* _WHAT THE TASK REQUIRES_
Gather all lines with "пассажирских" from the records.

* _RECORD EXTRACTS_
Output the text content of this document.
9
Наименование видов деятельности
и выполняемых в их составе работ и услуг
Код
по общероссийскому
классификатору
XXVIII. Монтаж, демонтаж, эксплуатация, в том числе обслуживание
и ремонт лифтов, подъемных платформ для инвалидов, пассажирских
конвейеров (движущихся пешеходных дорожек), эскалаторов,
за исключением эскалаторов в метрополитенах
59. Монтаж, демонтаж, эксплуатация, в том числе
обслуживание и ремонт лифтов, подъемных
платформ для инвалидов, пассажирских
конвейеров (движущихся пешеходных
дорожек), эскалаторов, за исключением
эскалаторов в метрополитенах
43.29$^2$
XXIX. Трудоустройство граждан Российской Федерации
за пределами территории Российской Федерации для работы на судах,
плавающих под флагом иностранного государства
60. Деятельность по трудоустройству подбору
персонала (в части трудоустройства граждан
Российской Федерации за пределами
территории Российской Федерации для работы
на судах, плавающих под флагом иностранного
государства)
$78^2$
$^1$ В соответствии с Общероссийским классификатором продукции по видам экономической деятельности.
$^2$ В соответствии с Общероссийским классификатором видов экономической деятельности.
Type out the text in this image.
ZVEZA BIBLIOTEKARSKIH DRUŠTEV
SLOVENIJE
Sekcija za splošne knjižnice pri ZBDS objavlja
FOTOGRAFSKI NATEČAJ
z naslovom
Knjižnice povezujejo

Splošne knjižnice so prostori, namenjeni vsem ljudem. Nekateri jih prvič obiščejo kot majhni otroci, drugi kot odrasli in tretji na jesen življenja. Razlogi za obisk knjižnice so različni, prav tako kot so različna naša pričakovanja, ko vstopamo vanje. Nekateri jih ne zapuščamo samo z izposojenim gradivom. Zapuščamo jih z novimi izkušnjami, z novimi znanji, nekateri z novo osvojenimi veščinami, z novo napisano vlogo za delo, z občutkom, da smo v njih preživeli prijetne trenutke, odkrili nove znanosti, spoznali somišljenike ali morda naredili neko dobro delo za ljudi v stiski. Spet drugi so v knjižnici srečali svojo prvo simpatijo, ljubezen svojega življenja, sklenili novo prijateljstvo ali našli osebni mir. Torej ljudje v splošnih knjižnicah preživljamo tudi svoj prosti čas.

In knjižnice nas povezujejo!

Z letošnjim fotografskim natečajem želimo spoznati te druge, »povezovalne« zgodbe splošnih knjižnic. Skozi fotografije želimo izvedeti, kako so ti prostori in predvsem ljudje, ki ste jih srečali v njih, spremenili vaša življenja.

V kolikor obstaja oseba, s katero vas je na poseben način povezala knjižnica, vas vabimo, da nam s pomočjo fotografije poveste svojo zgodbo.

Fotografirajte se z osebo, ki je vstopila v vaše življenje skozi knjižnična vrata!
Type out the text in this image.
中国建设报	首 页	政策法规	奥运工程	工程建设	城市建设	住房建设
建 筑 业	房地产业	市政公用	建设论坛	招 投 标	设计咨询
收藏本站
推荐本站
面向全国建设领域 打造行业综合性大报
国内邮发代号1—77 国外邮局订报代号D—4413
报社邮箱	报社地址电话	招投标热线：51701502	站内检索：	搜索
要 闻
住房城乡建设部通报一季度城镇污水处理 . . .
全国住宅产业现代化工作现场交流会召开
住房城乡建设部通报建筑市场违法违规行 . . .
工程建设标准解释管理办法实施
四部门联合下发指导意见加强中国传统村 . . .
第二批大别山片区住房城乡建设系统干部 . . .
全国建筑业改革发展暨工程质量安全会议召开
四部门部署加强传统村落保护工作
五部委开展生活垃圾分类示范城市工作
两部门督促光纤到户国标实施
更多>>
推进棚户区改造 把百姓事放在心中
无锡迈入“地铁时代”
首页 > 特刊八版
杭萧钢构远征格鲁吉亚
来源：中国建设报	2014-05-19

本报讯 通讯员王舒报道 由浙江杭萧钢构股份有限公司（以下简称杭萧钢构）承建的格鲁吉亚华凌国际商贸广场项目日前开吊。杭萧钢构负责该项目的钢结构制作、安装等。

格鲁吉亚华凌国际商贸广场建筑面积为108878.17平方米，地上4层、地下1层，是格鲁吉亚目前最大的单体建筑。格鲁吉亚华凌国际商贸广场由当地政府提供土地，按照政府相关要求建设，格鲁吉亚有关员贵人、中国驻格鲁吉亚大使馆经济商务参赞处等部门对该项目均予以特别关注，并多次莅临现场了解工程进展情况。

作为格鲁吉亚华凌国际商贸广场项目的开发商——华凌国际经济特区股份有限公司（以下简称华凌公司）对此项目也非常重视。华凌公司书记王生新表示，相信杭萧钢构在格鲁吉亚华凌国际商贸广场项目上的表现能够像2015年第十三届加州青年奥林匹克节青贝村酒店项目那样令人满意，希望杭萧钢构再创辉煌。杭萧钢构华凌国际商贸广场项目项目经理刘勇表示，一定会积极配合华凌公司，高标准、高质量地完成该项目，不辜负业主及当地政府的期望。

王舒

* _SOLVED EXERCISE_
и ремонт лифтов, подъемных платформ для инвалидов, пассажирских
платформ для инвалидов, пассажирских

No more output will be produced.